■ **Written problem**: Only the number is wanted: how many lines of these entries contain the word "Experiences"?

--- BEGIN Material to process ---

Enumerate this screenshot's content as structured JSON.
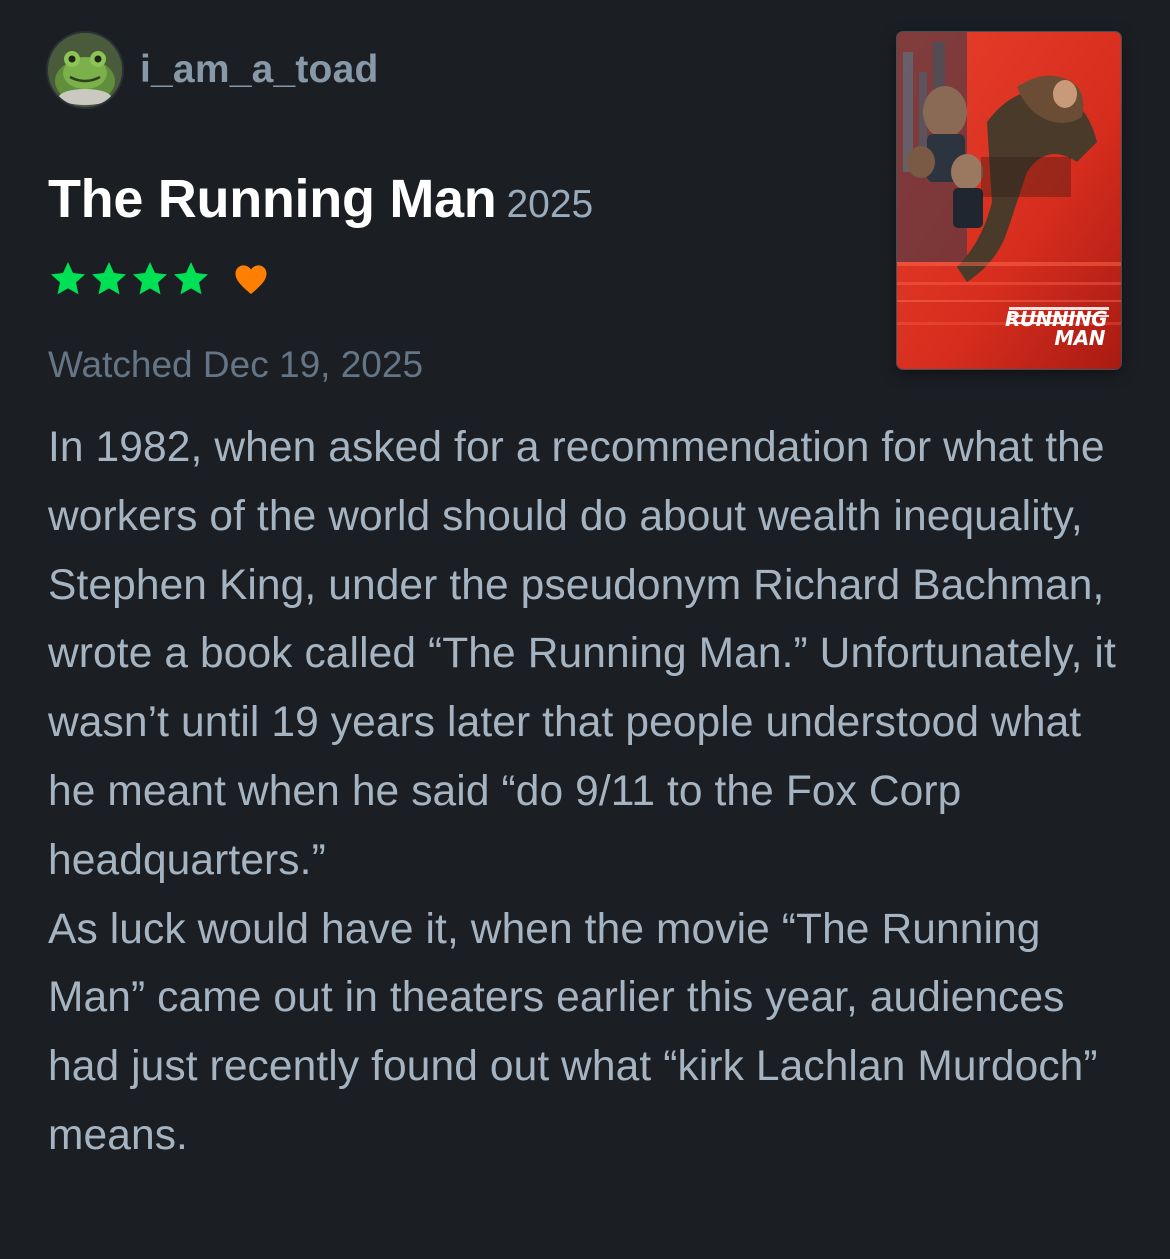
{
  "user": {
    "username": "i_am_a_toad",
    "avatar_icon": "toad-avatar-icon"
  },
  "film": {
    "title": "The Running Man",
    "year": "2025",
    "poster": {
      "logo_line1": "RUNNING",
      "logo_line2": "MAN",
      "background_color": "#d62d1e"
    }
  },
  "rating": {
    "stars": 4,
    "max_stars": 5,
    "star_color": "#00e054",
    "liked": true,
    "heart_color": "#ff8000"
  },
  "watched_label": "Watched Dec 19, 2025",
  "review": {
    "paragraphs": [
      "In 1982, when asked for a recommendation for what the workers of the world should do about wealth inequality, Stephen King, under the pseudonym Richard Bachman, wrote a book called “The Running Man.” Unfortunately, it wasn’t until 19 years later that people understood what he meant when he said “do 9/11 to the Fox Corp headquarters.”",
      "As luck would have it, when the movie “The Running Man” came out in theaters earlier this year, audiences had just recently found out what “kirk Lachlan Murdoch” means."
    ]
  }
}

--- END Material to process ---
--- BEGIN Material to process ---

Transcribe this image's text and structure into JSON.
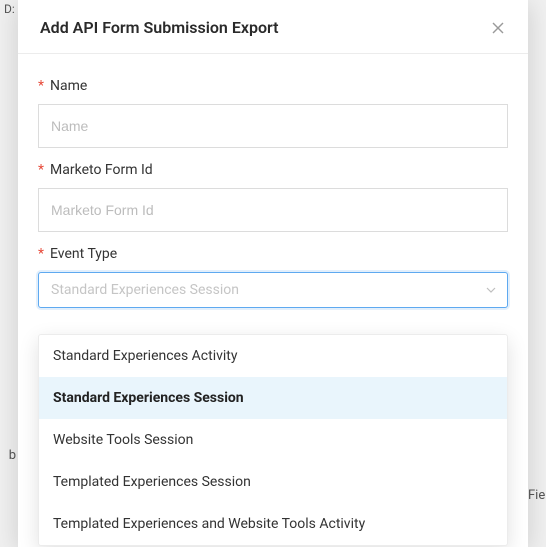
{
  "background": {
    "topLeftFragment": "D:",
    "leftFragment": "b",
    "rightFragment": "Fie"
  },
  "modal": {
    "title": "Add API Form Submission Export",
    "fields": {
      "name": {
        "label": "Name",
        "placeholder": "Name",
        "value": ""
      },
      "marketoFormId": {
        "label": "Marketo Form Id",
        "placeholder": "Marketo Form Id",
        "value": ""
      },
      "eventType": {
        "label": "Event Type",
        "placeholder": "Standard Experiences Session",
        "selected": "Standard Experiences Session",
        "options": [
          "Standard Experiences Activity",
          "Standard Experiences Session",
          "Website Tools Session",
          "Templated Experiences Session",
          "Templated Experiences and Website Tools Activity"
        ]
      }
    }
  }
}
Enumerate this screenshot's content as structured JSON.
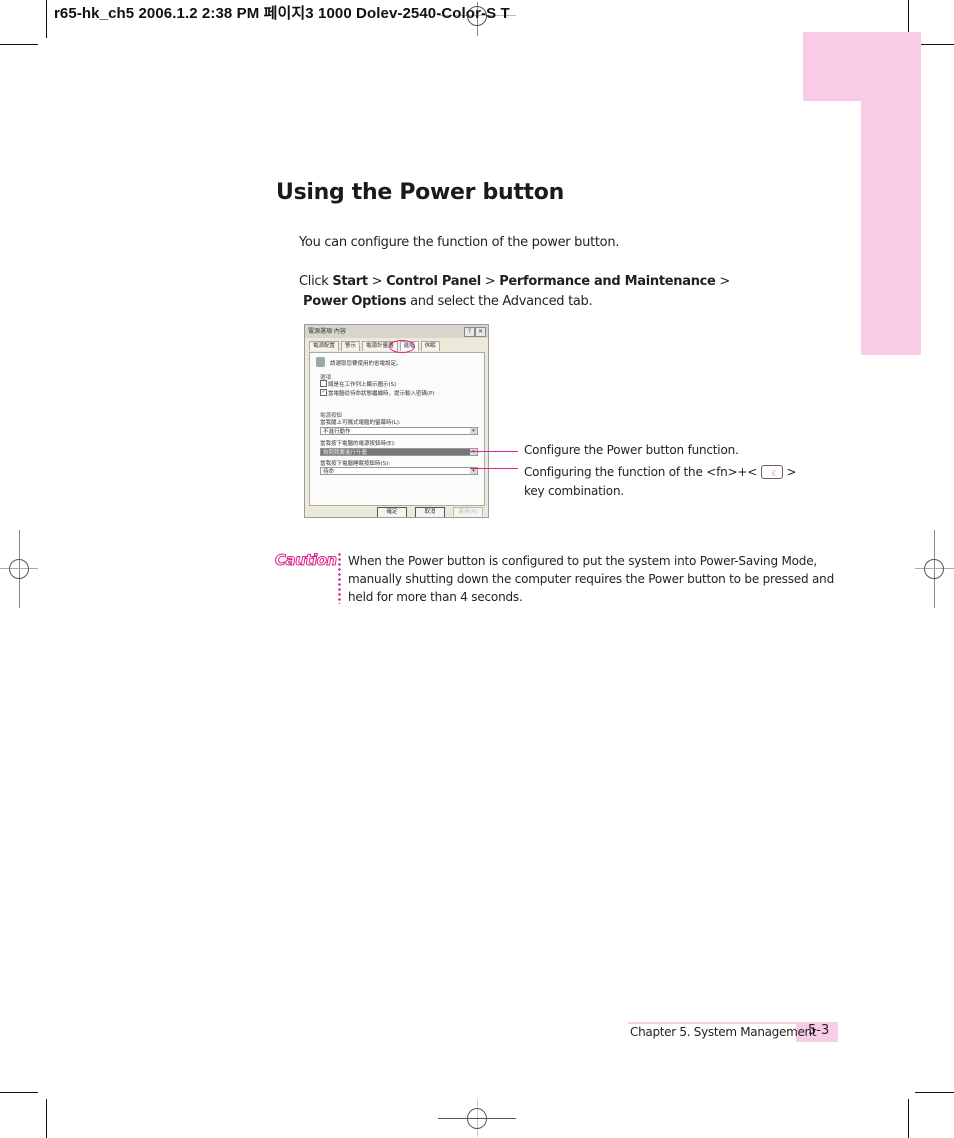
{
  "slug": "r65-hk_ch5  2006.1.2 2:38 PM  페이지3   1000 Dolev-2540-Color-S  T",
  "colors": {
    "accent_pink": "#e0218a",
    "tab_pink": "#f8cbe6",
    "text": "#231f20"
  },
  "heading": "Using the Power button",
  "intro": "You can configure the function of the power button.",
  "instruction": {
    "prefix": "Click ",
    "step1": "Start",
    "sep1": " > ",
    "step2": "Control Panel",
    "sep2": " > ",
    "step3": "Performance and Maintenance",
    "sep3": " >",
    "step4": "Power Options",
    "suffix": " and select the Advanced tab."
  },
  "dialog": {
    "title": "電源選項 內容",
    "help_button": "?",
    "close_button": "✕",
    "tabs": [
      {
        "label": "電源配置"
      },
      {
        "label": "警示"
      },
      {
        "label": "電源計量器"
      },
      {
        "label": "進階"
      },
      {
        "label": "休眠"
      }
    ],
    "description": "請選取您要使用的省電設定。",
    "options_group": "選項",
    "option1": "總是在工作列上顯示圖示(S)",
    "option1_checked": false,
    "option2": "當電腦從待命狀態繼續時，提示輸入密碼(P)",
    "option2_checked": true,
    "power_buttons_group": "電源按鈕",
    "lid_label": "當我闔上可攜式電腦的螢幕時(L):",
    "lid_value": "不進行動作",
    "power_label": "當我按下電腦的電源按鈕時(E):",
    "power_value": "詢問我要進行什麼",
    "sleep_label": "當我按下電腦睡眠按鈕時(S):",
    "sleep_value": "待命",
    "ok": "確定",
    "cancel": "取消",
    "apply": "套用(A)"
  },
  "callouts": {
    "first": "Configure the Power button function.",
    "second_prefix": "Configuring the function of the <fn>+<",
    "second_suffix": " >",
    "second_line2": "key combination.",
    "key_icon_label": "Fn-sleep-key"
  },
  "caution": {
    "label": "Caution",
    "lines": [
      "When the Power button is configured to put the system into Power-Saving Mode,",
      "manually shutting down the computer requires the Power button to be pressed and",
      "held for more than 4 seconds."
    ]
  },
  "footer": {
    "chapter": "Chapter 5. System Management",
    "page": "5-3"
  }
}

--- END Material to process ---

■ **Response**: 6